Given entries -
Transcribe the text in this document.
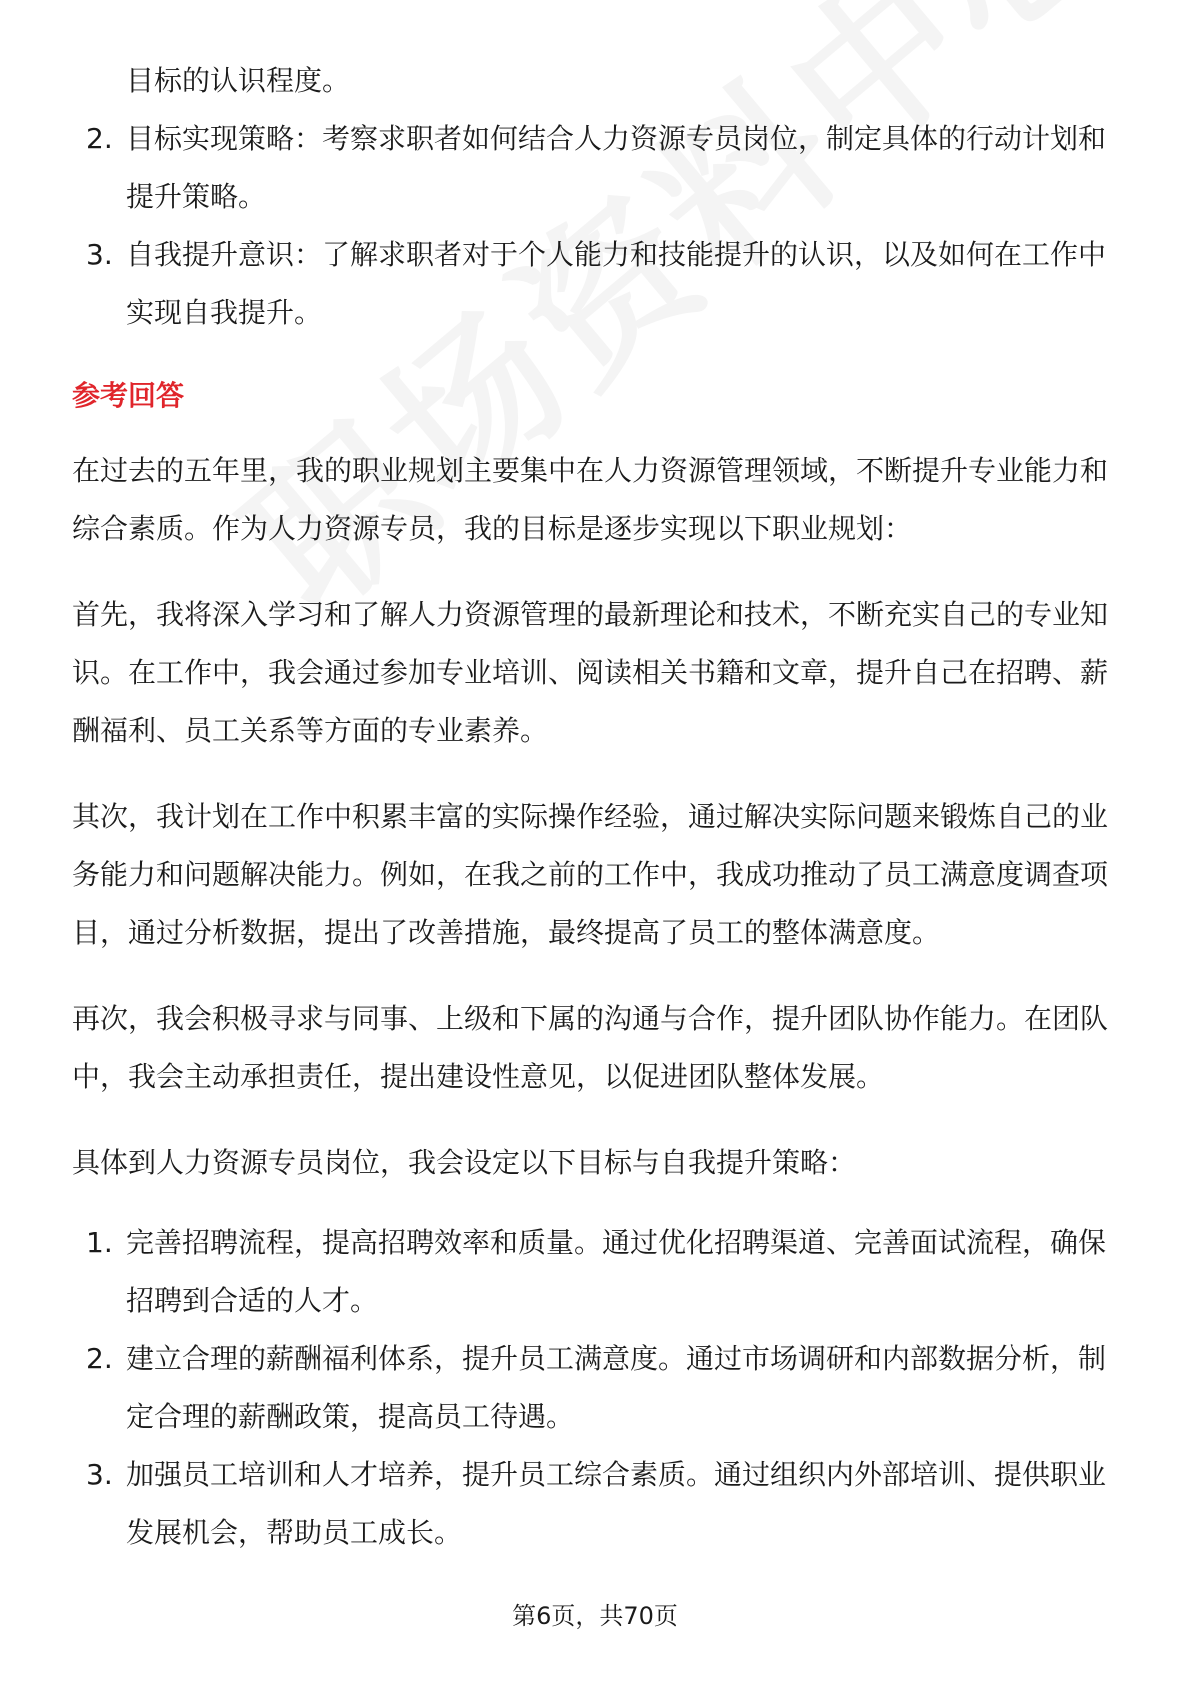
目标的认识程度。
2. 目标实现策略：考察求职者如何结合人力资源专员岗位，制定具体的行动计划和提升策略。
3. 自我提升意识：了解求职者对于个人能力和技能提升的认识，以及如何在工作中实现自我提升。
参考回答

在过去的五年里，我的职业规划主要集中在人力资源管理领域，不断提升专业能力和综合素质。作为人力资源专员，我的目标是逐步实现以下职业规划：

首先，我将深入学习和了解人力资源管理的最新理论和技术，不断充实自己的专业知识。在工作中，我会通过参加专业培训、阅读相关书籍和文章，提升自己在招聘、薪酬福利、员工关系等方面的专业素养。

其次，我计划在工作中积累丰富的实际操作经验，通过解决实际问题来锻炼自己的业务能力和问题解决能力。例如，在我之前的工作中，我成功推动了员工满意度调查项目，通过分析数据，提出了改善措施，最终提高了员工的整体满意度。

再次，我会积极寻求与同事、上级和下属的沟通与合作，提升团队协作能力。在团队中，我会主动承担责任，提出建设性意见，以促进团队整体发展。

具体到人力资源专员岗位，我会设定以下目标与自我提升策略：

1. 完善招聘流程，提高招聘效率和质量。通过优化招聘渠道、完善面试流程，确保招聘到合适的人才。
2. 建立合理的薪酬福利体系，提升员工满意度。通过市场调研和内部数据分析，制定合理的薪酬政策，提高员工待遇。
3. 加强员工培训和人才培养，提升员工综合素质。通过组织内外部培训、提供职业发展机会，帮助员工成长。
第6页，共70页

* * *

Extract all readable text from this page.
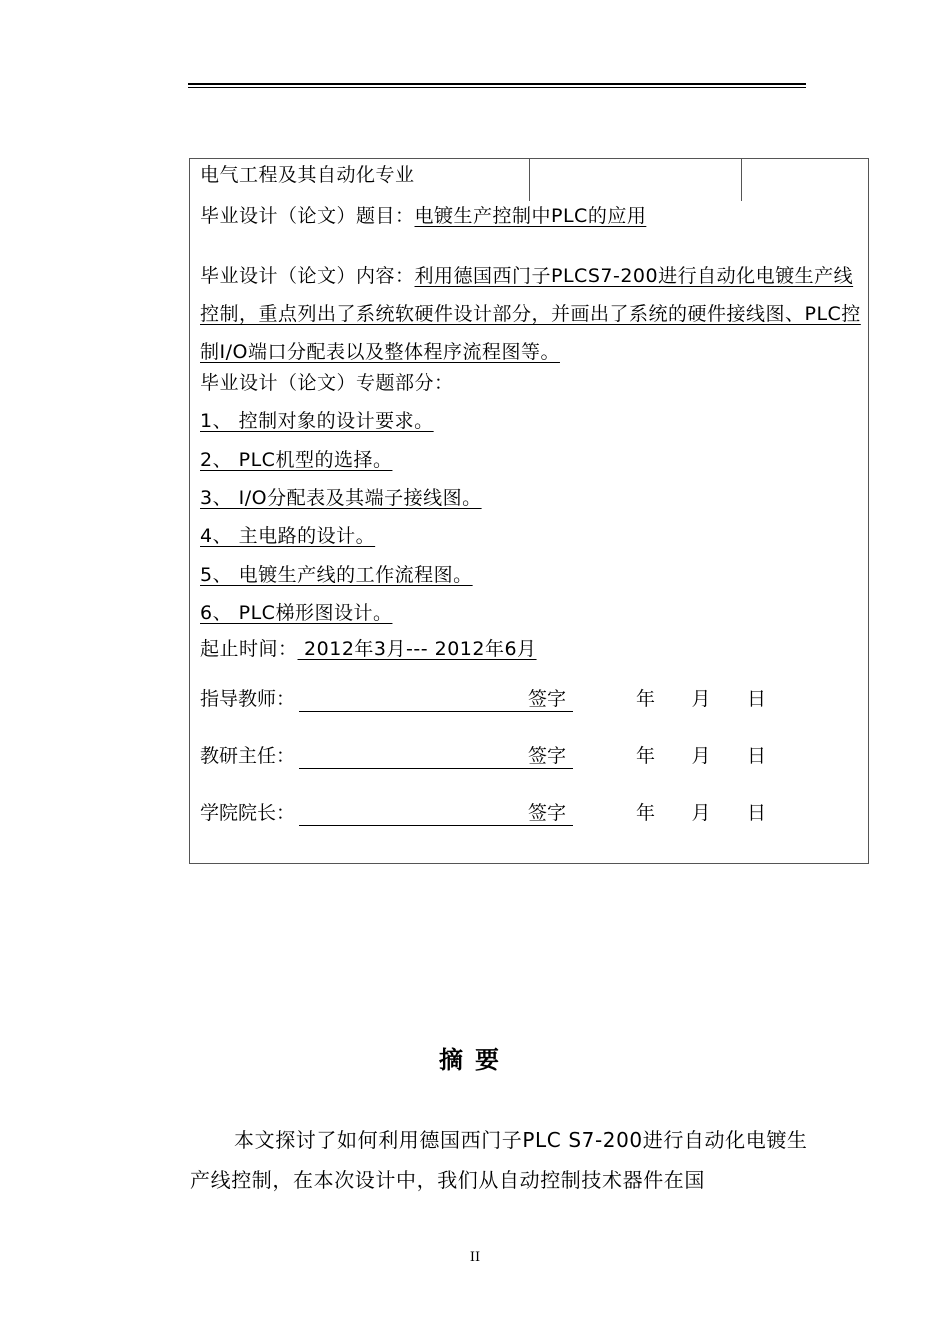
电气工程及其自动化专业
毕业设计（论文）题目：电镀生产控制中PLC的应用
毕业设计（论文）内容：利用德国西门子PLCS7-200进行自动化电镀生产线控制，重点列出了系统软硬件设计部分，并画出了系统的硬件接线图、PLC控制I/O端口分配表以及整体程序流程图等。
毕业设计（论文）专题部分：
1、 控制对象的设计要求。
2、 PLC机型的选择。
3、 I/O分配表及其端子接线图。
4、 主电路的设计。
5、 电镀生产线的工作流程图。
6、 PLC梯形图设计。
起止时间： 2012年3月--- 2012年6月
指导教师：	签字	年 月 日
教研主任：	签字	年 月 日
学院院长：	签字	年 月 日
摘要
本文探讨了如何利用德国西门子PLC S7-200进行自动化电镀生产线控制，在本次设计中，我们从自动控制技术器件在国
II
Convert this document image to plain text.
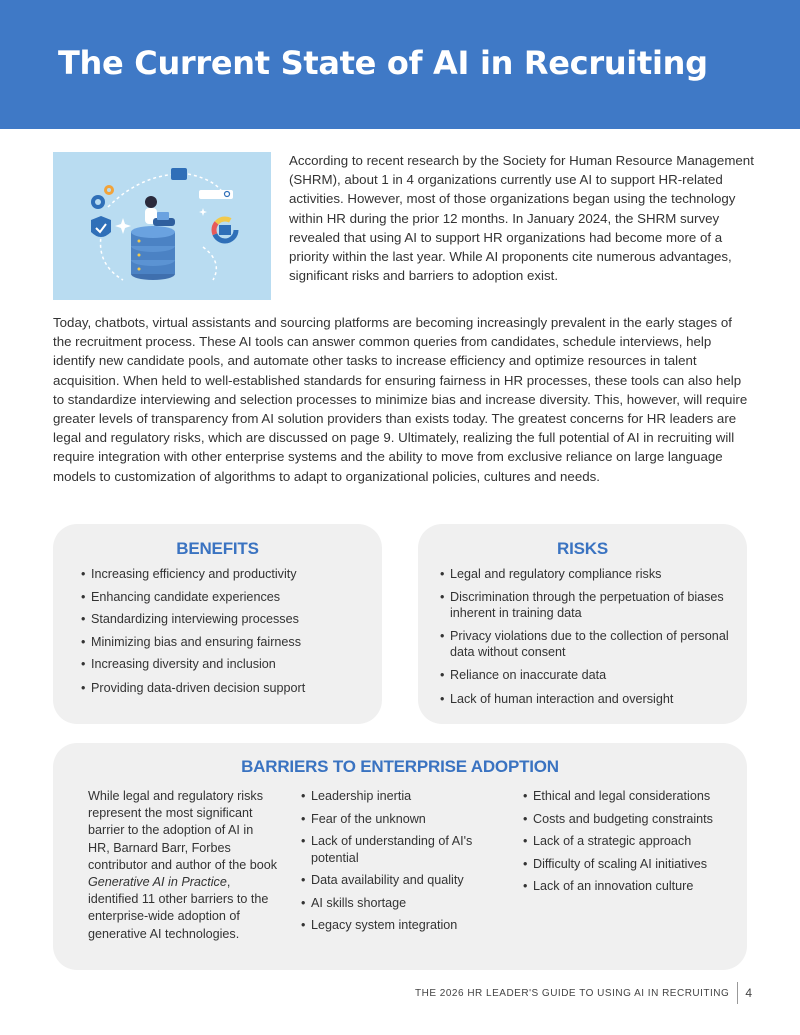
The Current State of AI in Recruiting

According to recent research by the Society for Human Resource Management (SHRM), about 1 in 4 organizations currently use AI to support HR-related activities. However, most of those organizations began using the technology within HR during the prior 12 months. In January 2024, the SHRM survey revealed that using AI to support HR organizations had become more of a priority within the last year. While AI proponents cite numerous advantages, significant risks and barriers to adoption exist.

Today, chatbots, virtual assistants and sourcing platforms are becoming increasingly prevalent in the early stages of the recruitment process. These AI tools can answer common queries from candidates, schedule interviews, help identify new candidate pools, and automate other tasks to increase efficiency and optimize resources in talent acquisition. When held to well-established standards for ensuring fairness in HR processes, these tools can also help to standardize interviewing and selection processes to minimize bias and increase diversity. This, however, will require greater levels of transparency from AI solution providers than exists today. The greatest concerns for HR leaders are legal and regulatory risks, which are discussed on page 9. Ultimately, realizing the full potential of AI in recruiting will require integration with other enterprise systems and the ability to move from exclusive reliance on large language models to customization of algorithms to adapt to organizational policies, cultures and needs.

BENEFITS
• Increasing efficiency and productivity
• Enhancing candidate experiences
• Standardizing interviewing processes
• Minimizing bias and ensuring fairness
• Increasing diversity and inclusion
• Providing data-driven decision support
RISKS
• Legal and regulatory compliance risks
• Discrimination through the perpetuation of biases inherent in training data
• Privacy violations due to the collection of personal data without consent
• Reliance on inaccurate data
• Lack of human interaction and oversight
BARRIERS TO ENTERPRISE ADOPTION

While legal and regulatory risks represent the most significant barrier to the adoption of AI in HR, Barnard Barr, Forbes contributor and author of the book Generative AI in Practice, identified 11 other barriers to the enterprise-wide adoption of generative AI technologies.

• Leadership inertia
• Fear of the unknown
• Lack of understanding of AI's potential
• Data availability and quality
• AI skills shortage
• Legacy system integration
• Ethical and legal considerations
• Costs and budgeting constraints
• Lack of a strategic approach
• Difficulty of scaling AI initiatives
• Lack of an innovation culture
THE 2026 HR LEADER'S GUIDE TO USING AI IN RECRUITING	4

Set problem -
Of the lines above, copy each that contains "Lack".

Full answer -
• Lack of human interaction and oversight
• Lack of understanding of AI's potential
• Lack of a strategic approach
• Lack of an innovation culture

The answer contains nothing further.